● **WHAT YOU NEED TO DO**
Each entry that follows is to be retyped exactly. Pictures do not belong in the copy.

— start DATA SUPPLIED —

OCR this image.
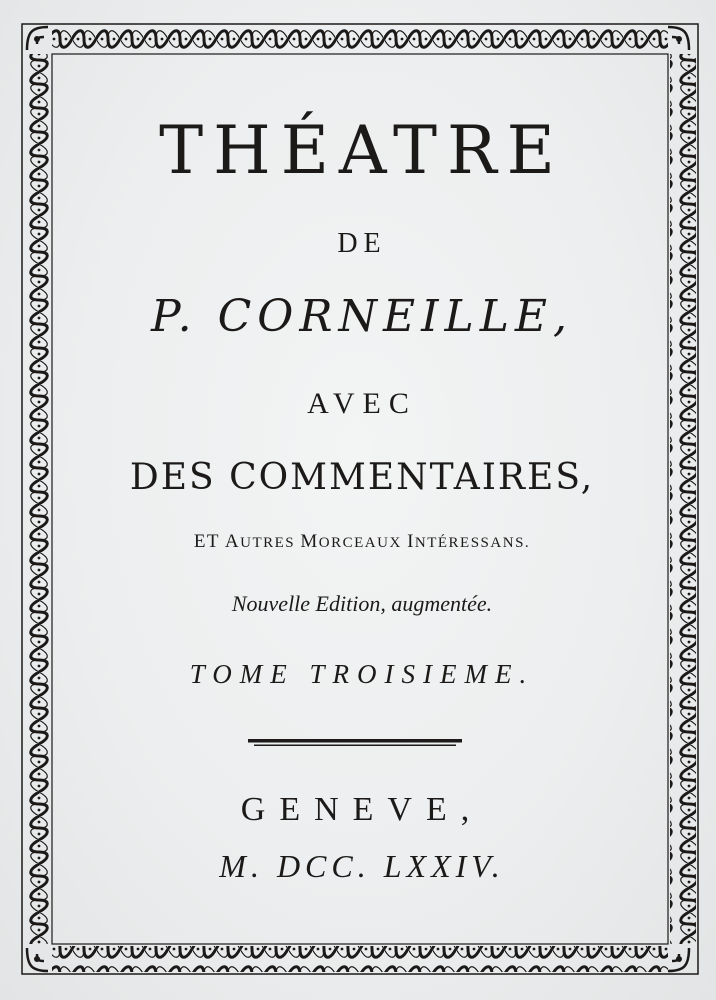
THÉATRE
DE
P. CORNEILLE,
AVEC
DES COMMENTAIRES,
ET AUTRES MORCEAUX INTÉRESSANS.
Nouvelle Edition, augmentée.
TOME TROISIEME.
GENEVE,
M. DCC. LXXIV.
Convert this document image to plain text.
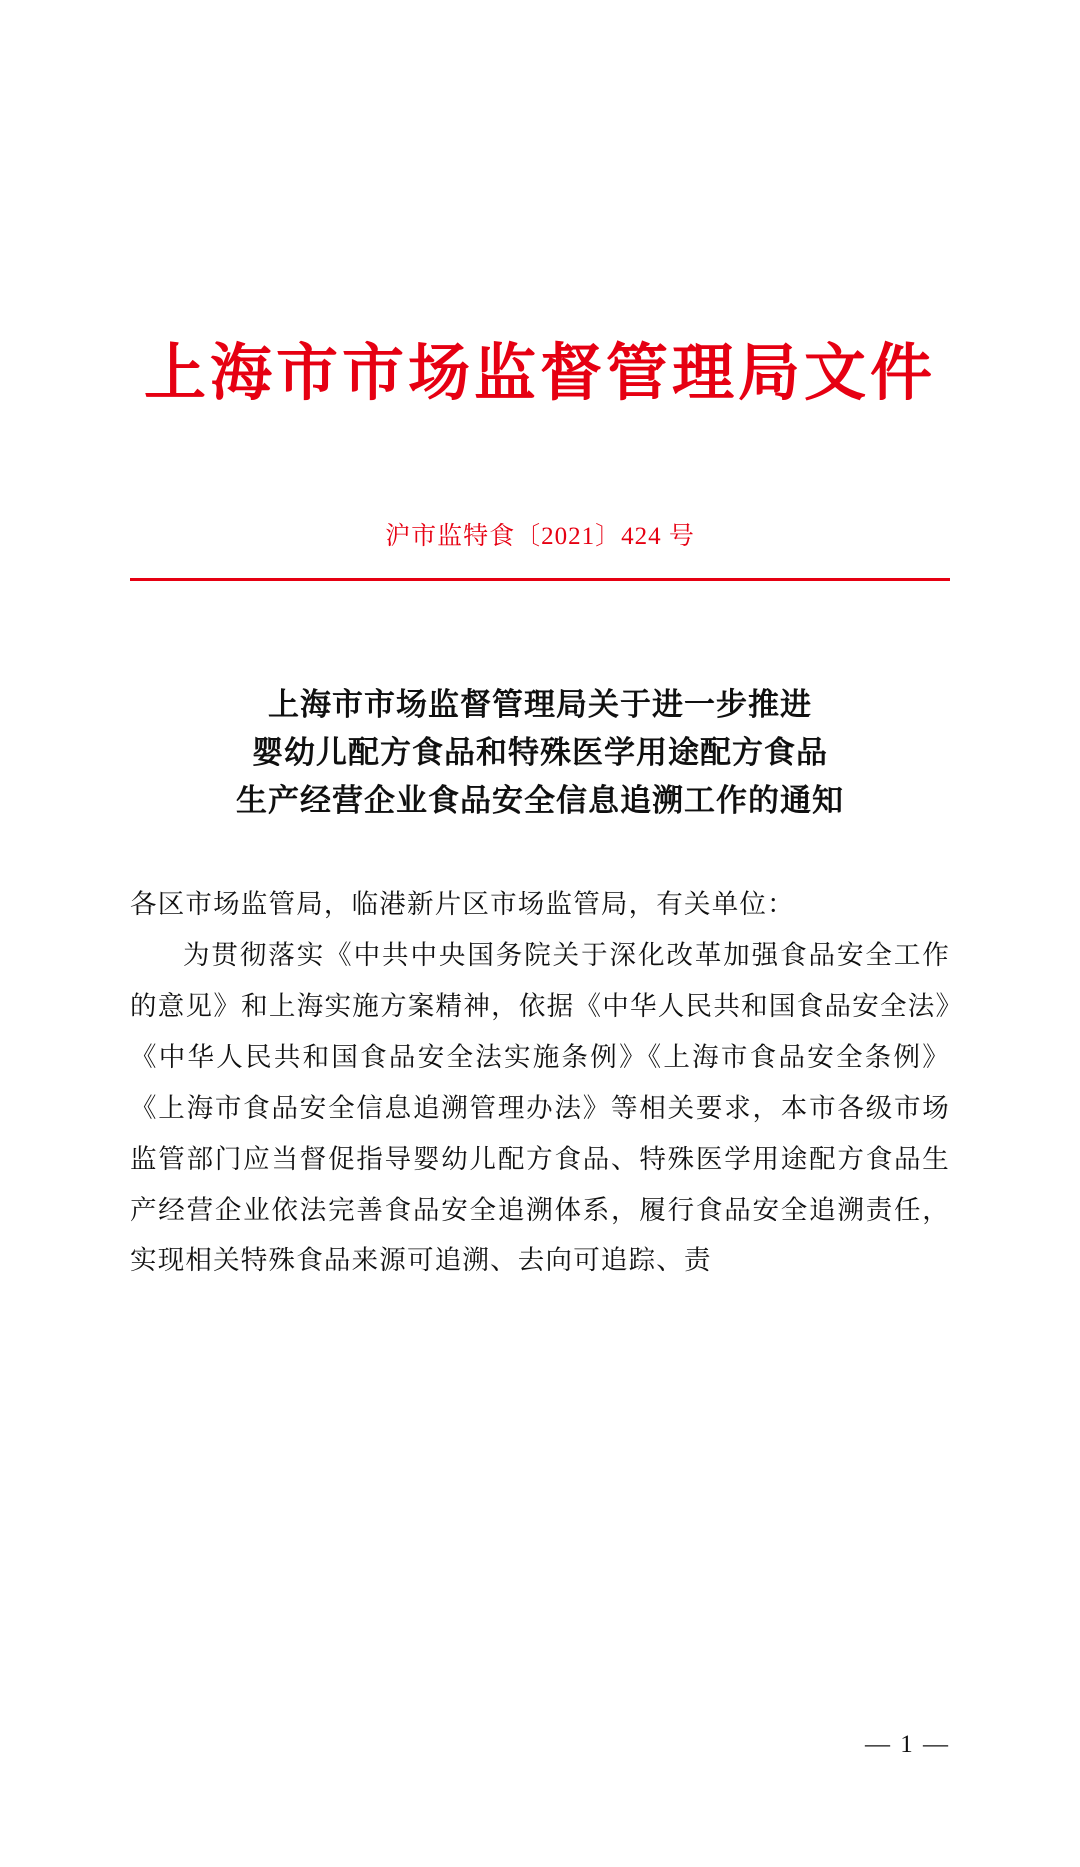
上海市市场监督管理局文件
沪市监特食〔2021〕424 号
上海市市场监督管理局关于进一步推进
婴幼儿配方食品和特殊医学用途配方食品
生产经营企业食品安全信息追溯工作的通知

各区市场监管局，临港新片区市场监管局，有关单位：

为贯彻落实《中共中央国务院关于深化改革加强食品安全工作的意见》和上海实施方案精神，依据《中华人民共和国食品安全法》《中华人民共和国食品安全法实施条例》《上海市食品安全条例》《上海市食品安全信息追溯管理办法》等相关要求，本市各级市场监管部门应当督促指导婴幼儿配方食品、特殊医学用途配方食品生产经营企业依法完善食品安全追溯体系，履行食品安全追溯责任，实现相关特殊食品来源可追溯、去向可追踪、责

— 1 —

— end DATA SUPPLIED —

● **EXPECTED OUTPUT**
OCR this image.
THÉATRE
DE
P. CORNEILLE,
AVEC
DES COMMENTAIRES,
ET AUTRES MORCEAUX INTÉRESSANS.
Nouvelle Edition, augmentée.
TOME TROISIEME.
GENEVE,
M. DCC. LXXIV.
Convert this document image to plain text.
上海市市场监督管理局文件
沪市监特食〔2021〕424 号
上海市市场监督管理局关于进一步推进
婴幼儿配方食品和特殊医学用途配方食品
生产经营企业食品安全信息追溯工作的通知

各区市场监管局，临港新片区市场监管局，有关单位：

为贯彻落实《中共中央国务院关于深化改革加强食品安全工作的意见》和上海实施方案精神，依据《中华人民共和国食品安全法》《中华人民共和国食品安全法实施条例》《上海市食品安全条例》《上海市食品安全信息追溯管理办法》等相关要求，本市各级市场监管部门应当督促指导婴幼儿配方食品、特殊医学用途配方食品生产经营企业依法完善食品安全追溯体系，履行食品安全追溯责任，实现相关特殊食品来源可追溯、去向可追踪、责

— 1 —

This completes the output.